■ **Your instructions**:
Each entry needs to be restated exactly as written.

--- BEGIN Input data ---

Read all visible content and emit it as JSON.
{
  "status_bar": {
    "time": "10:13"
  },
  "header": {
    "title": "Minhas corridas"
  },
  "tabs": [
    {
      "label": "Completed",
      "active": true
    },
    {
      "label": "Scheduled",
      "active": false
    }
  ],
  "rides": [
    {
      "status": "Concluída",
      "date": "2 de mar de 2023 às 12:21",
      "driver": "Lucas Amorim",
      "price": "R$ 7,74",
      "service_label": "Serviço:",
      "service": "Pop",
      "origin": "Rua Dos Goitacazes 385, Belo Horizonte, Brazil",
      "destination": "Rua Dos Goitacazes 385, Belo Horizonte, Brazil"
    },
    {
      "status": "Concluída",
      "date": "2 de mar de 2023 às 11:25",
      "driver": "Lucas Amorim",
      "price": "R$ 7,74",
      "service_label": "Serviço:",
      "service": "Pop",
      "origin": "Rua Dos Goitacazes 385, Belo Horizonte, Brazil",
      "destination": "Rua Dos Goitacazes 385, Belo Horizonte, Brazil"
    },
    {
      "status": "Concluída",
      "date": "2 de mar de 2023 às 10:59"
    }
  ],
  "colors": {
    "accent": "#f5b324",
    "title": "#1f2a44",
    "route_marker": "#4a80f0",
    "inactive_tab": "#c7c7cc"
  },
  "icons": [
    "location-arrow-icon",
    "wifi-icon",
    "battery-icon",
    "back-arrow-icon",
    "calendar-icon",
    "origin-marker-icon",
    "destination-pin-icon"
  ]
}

--- END Input data ---

■ **Task solution**:
Read all visible content and emit it as JSON.
{
  "status_bar": {
    "time": "10:13"
  },
  "header": {
    "title": "Minhas corridas"
  },
  "tabs": [
    {
      "label": "Completed",
      "active": true
    },
    {
      "label": "Scheduled",
      "active": false
    }
  ],
  "rides": [
    {
      "status": "Concluída",
      "date": "2 de mar de 2023 às 12:21",
      "driver": "Lucas Amorim",
      "price": "R$ 7,74",
      "service_label": "Serviço:",
      "service": "Pop",
      "origin": "Rua Dos Goitacazes 385, Belo Horizonte, Brazil",
      "destination": "Rua Dos Goitacazes 385, Belo Horizonte, Brazil"
    },
    {
      "status": "Concluída",
      "date": "2 de mar de 2023 às 11:25",
      "driver": "Lucas Amorim",
      "price": "R$ 7,74",
      "service_label": "Serviço:",
      "service": "Pop",
      "origin": "Rua Dos Goitacazes 385, Belo Horizonte, Brazil",
      "destination": "Rua Dos Goitacazes 385, Belo Horizonte, Brazil"
    },
    {
      "status": "Concluída",
      "date": "2 de mar de 2023 às 10:59"
    }
  ],
  "colors": {
    "accent": "#f5b324",
    "title": "#1f2a44",
    "route_marker": "#4a80f0",
    "inactive_tab": "#c7c7cc"
  },
  "icons": [
    "location-arrow-icon",
    "wifi-icon",
    "battery-icon",
    "back-arrow-icon",
    "calendar-icon",
    "origin-marker-icon",
    "destination-pin-icon"
  ]
}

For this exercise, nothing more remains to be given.